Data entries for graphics
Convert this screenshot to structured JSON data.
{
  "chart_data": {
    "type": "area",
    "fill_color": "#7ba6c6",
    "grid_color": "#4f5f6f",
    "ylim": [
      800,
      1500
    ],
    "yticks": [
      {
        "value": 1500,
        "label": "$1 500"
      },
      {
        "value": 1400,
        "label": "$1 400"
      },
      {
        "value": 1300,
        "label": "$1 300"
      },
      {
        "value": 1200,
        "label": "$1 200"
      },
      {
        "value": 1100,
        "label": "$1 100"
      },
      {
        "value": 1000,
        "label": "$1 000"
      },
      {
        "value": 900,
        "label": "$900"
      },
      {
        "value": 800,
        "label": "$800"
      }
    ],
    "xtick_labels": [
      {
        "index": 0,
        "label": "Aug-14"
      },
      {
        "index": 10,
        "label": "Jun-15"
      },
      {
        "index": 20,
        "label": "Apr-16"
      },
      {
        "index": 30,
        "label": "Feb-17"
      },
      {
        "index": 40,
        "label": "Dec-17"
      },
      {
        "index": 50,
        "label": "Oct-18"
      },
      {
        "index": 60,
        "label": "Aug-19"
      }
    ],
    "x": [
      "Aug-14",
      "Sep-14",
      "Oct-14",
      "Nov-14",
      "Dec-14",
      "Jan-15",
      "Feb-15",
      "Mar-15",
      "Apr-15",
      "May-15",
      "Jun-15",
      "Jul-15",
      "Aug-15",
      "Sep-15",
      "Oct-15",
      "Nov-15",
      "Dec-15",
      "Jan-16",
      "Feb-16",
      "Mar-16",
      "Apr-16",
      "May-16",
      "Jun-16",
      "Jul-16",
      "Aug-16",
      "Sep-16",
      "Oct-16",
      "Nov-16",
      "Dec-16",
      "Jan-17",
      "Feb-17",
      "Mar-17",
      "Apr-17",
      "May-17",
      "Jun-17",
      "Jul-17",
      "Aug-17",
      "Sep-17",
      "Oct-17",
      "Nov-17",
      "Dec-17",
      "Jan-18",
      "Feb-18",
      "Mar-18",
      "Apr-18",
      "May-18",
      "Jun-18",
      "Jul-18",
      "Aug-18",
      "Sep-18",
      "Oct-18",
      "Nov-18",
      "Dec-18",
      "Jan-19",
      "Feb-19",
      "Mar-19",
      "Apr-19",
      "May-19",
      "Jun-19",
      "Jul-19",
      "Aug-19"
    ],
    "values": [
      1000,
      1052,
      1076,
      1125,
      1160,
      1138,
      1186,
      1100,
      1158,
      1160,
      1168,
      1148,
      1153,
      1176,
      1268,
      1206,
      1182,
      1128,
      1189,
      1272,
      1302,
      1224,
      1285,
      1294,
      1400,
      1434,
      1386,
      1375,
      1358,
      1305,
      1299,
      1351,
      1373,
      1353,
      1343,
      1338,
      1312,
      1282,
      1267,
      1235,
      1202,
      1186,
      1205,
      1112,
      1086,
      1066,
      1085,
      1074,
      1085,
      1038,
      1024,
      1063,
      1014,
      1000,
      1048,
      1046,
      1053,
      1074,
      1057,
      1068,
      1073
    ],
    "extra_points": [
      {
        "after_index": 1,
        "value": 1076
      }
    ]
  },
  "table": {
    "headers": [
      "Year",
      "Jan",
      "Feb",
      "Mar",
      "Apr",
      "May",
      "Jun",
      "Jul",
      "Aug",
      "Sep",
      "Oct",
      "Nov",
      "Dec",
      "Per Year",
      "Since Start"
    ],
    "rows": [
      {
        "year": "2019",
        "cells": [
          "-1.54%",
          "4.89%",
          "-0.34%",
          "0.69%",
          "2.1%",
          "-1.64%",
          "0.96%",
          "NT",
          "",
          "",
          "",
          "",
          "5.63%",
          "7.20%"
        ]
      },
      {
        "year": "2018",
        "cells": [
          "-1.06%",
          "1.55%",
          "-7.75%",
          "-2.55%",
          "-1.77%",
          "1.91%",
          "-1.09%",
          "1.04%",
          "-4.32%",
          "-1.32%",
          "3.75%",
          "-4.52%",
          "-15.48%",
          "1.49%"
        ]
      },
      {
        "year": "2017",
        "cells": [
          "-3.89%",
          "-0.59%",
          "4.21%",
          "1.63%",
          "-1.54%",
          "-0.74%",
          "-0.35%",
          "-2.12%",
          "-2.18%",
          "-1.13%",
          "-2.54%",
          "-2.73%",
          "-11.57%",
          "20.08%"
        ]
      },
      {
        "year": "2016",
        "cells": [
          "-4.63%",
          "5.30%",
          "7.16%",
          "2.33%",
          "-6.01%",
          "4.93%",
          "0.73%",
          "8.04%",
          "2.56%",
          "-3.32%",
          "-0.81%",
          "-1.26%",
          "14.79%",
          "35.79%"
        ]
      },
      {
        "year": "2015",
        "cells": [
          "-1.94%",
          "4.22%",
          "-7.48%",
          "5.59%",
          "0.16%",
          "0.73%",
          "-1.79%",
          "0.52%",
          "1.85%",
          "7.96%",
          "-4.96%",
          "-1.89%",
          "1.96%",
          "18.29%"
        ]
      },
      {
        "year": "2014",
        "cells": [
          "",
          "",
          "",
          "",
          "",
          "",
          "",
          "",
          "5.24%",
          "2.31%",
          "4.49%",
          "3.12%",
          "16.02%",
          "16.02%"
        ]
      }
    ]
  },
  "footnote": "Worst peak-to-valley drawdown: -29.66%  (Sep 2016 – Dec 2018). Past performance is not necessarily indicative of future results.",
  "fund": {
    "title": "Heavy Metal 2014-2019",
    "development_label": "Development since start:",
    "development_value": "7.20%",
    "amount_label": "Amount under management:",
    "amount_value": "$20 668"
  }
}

WHAT IS BEING ASKED.
Print the listing above in its entirety, with every line exact.

WRITTEN SOLUTION.
Convert this screenshot to structured JSON data.
{
  "chart_data": {
    "type": "area",
    "fill_color": "#7ba6c6",
    "grid_color": "#4f5f6f",
    "ylim": [
      800,
      1500
    ],
    "yticks": [
      {
        "value": 1500,
        "label": "$1 500"
      },
      {
        "value": 1400,
        "label": "$1 400"
      },
      {
        "value": 1300,
        "label": "$1 300"
      },
      {
        "value": 1200,
        "label": "$1 200"
      },
      {
        "value": 1100,
        "label": "$1 100"
      },
      {
        "value": 1000,
        "label": "$1 000"
      },
      {
        "value": 900,
        "label": "$900"
      },
      {
        "value": 800,
        "label": "$800"
      }
    ],
    "xtick_labels": [
      {
        "index": 0,
        "label": "Aug-14"
      },
      {
        "index": 10,
        "label": "Jun-15"
      },
      {
        "index": 20,
        "label": "Apr-16"
      },
      {
        "index": 30,
        "label": "Feb-17"
      },
      {
        "index": 40,
        "label": "Dec-17"
      },
      {
        "index": 50,
        "label": "Oct-18"
      },
      {
        "index": 60,
        "label": "Aug-19"
      }
    ],
    "x": [
      "Aug-14",
      "Sep-14",
      "Oct-14",
      "Nov-14",
      "Dec-14",
      "Jan-15",
      "Feb-15",
      "Mar-15",
      "Apr-15",
      "May-15",
      "Jun-15",
      "Jul-15",
      "Aug-15",
      "Sep-15",
      "Oct-15",
      "Nov-15",
      "Dec-15",
      "Jan-16",
      "Feb-16",
      "Mar-16",
      "Apr-16",
      "May-16",
      "Jun-16",
      "Jul-16",
      "Aug-16",
      "Sep-16",
      "Oct-16",
      "Nov-16",
      "Dec-16",
      "Jan-17",
      "Feb-17",
      "Mar-17",
      "Apr-17",
      "May-17",
      "Jun-17",
      "Jul-17",
      "Aug-17",
      "Sep-17",
      "Oct-17",
      "Nov-17",
      "Dec-17",
      "Jan-18",
      "Feb-18",
      "Mar-18",
      "Apr-18",
      "May-18",
      "Jun-18",
      "Jul-18",
      "Aug-18",
      "Sep-18",
      "Oct-18",
      "Nov-18",
      "Dec-18",
      "Jan-19",
      "Feb-19",
      "Mar-19",
      "Apr-19",
      "May-19",
      "Jun-19",
      "Jul-19",
      "Aug-19"
    ],
    "values": [
      1000,
      1052,
      1076,
      1125,
      1160,
      1138,
      1186,
      1100,
      1158,
      1160,
      1168,
      1148,
      1153,
      1176,
      1268,
      1206,
      1182,
      1128,
      1189,
      1272,
      1302,
      1224,
      1285,
      1294,
      1400,
      1434,
      1386,
      1375,
      1358,
      1305,
      1299,
      1351,
      1373,
      1353,
      1343,
      1338,
      1312,
      1282,
      1267,
      1235,
      1202,
      1186,
      1205,
      1112,
      1086,
      1066,
      1085,
      1074,
      1085,
      1038,
      1024,
      1063,
      1014,
      1000,
      1048,
      1046,
      1053,
      1074,
      1057,
      1068,
      1073
    ],
    "extra_points": [
      {
        "after_index": 1,
        "value": 1076
      }
    ]
  },
  "table": {
    "headers": [
      "Year",
      "Jan",
      "Feb",
      "Mar",
      "Apr",
      "May",
      "Jun",
      "Jul",
      "Aug",
      "Sep",
      "Oct",
      "Nov",
      "Dec",
      "Per Year",
      "Since Start"
    ],
    "rows": [
      {
        "year": "2019",
        "cells": [
          "-1.54%",
          "4.89%",
          "-0.34%",
          "0.69%",
          "2.1%",
          "-1.64%",
          "0.96%",
          "NT",
          "",
          "",
          "",
          "",
          "5.63%",
          "7.20%"
        ]
      },
      {
        "year": "2018",
        "cells": [
          "-1.06%",
          "1.55%",
          "-7.75%",
          "-2.55%",
          "-1.77%",
          "1.91%",
          "-1.09%",
          "1.04%",
          "-4.32%",
          "-1.32%",
          "3.75%",
          "-4.52%",
          "-15.48%",
          "1.49%"
        ]
      },
      {
        "year": "2017",
        "cells": [
          "-3.89%",
          "-0.59%",
          "4.21%",
          "1.63%",
          "-1.54%",
          "-0.74%",
          "-0.35%",
          "-2.12%",
          "-2.18%",
          "-1.13%",
          "-2.54%",
          "-2.73%",
          "-11.57%",
          "20.08%"
        ]
      },
      {
        "year": "2016",
        "cells": [
          "-4.63%",
          "5.30%",
          "7.16%",
          "2.33%",
          "-6.01%",
          "4.93%",
          "0.73%",
          "8.04%",
          "2.56%",
          "-3.32%",
          "-0.81%",
          "-1.26%",
          "14.79%",
          "35.79%"
        ]
      },
      {
        "year": "2015",
        "cells": [
          "-1.94%",
          "4.22%",
          "-7.48%",
          "5.59%",
          "0.16%",
          "0.73%",
          "-1.79%",
          "0.52%",
          "1.85%",
          "7.96%",
          "-4.96%",
          "-1.89%",
          "1.96%",
          "18.29%"
        ]
      },
      {
        "year": "2014",
        "cells": [
          "",
          "",
          "",
          "",
          "",
          "",
          "",
          "",
          "5.24%",
          "2.31%",
          "4.49%",
          "3.12%",
          "16.02%",
          "16.02%"
        ]
      }
    ]
  },
  "footnote": "Worst peak-to-valley drawdown: -29.66%  (Sep 2016 – Dec 2018). Past performance is not necessarily indicative of future results.",
  "fund": {
    "title": "Heavy Metal 2014-2019",
    "development_label": "Development since start:",
    "development_value": "7.20%",
    "amount_label": "Amount under management:",
    "amount_value": "$20 668"
  }
}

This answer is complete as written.